-------- EXERCISE INPUTS
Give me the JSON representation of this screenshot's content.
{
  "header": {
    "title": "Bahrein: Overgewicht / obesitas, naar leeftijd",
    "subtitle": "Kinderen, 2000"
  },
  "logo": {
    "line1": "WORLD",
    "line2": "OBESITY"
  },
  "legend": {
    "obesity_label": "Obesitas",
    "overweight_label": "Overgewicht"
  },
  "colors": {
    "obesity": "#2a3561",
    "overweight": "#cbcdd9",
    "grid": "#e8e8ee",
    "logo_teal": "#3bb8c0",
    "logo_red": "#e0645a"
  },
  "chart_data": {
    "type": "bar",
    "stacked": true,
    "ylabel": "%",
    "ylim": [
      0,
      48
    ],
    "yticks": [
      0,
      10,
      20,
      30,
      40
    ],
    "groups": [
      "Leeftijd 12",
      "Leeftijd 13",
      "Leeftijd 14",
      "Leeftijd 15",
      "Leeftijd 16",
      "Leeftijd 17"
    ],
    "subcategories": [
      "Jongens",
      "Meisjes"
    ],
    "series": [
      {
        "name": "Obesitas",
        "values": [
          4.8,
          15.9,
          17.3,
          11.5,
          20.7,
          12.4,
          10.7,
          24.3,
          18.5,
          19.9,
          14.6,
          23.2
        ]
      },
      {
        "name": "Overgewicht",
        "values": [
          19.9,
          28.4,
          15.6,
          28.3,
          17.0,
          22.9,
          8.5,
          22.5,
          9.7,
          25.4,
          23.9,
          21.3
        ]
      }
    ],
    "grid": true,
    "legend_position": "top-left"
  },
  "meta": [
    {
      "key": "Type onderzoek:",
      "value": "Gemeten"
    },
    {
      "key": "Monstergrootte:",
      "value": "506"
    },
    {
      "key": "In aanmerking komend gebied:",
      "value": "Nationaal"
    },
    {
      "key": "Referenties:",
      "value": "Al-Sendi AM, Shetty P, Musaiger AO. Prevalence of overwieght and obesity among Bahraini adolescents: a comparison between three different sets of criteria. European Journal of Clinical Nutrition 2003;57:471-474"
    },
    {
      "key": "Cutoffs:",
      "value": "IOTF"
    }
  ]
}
----------------
— WHAT THE TASK REQUIRES —
The listing above should be transcribed in full, exactly as written.

— OUTPUT FOR THIS EXERCISE —
Give me the JSON representation of this screenshot's content.
{
  "header": {
    "title": "Bahrein: Overgewicht / obesitas, naar leeftijd",
    "subtitle": "Kinderen, 2000"
  },
  "logo": {
    "line1": "WORLD",
    "line2": "OBESITY"
  },
  "legend": {
    "obesity_label": "Obesitas",
    "overweight_label": "Overgewicht"
  },
  "colors": {
    "obesity": "#2a3561",
    "overweight": "#cbcdd9",
    "grid": "#e8e8ee",
    "logo_teal": "#3bb8c0",
    "logo_red": "#e0645a"
  },
  "chart_data": {
    "type": "bar",
    "stacked": true,
    "ylabel": "%",
    "ylim": [
      0,
      48
    ],
    "yticks": [
      0,
      10,
      20,
      30,
      40
    ],
    "groups": [
      "Leeftijd 12",
      "Leeftijd 13",
      "Leeftijd 14",
      "Leeftijd 15",
      "Leeftijd 16",
      "Leeftijd 17"
    ],
    "subcategories": [
      "Jongens",
      "Meisjes"
    ],
    "series": [
      {
        "name": "Obesitas",
        "values": [
          4.8,
          15.9,
          17.3,
          11.5,
          20.7,
          12.4,
          10.7,
          24.3,
          18.5,
          19.9,
          14.6,
          23.2
        ]
      },
      {
        "name": "Overgewicht",
        "values": [
          19.9,
          28.4,
          15.6,
          28.3,
          17.0,
          22.9,
          8.5,
          22.5,
          9.7,
          25.4,
          23.9,
          21.3
        ]
      }
    ],
    "grid": true,
    "legend_position": "top-left"
  },
  "meta": [
    {
      "key": "Type onderzoek:",
      "value": "Gemeten"
    },
    {
      "key": "Monstergrootte:",
      "value": "506"
    },
    {
      "key": "In aanmerking komend gebied:",
      "value": "Nationaal"
    },
    {
      "key": "Referenties:",
      "value": "Al-Sendi AM, Shetty P, Musaiger AO. Prevalence of overwieght and obesity among Bahraini adolescents: a comparison between three different sets of criteria. European Journal of Clinical Nutrition 2003;57:471-474"
    },
    {
      "key": "Cutoffs:",
      "value": "IOTF"
    }
  ]
}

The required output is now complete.